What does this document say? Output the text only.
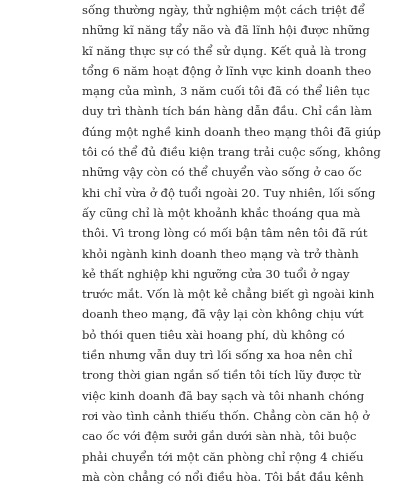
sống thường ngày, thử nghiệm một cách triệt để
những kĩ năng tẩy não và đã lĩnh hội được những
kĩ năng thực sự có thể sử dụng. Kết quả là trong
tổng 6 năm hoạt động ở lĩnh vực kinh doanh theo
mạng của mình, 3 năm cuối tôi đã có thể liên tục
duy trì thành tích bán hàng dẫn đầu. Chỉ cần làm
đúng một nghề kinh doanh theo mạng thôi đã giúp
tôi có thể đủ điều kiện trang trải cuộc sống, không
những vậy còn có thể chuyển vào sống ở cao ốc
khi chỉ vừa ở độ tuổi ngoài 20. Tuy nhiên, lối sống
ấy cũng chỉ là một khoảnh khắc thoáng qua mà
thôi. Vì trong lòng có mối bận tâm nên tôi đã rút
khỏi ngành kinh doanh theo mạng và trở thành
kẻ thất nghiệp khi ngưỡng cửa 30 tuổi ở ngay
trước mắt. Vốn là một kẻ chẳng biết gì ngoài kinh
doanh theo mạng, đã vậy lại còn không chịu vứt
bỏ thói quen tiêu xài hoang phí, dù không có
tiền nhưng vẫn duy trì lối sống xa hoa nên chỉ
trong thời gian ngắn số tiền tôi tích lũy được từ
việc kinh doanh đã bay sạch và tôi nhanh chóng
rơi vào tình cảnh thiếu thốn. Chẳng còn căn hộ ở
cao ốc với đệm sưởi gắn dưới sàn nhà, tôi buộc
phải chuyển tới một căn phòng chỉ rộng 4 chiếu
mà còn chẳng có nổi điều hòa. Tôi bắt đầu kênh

Goal
Reproduce the material word for word. Any pictures should be left out of the copy.

Problem solution
What does this document say? Output the text only.
sống thường ngày, thử nghiệm một cách triệt để
những kĩ năng tẩy não và đã lĩnh hội được những
kĩ năng thực sự có thể sử dụng. Kết quả là trong
tổng 6 năm hoạt động ở lĩnh vực kinh doanh theo
mạng của mình, 3 năm cuối tôi đã có thể liên tục
duy trì thành tích bán hàng dẫn đầu. Chỉ cần làm
đúng một nghề kinh doanh theo mạng thôi đã giúp
tôi có thể đủ điều kiện trang trải cuộc sống, không
những vậy còn có thể chuyển vào sống ở cao ốc
khi chỉ vừa ở độ tuổi ngoài 20. Tuy nhiên, lối sống
ấy cũng chỉ là một khoảnh khắc thoáng qua mà
thôi. Vì trong lòng có mối bận tâm nên tôi đã rút
khỏi ngành kinh doanh theo mạng và trở thành
kẻ thất nghiệp khi ngưỡng cửa 30 tuổi ở ngay
trước mắt. Vốn là một kẻ chẳng biết gì ngoài kinh
doanh theo mạng, đã vậy lại còn không chịu vứt
bỏ thói quen tiêu xài hoang phí, dù không có
tiền nhưng vẫn duy trì lối sống xa hoa nên chỉ
trong thời gian ngắn số tiền tôi tích lũy được từ
việc kinh doanh đã bay sạch và tôi nhanh chóng
rơi vào tình cảnh thiếu thốn. Chẳng còn căn hộ ở
cao ốc với đệm sưởi gắn dưới sàn nhà, tôi buộc
phải chuyển tới một căn phòng chỉ rộng 4 chiếu
mà còn chẳng có nổi điều hòa. Tôi bắt đầu kênh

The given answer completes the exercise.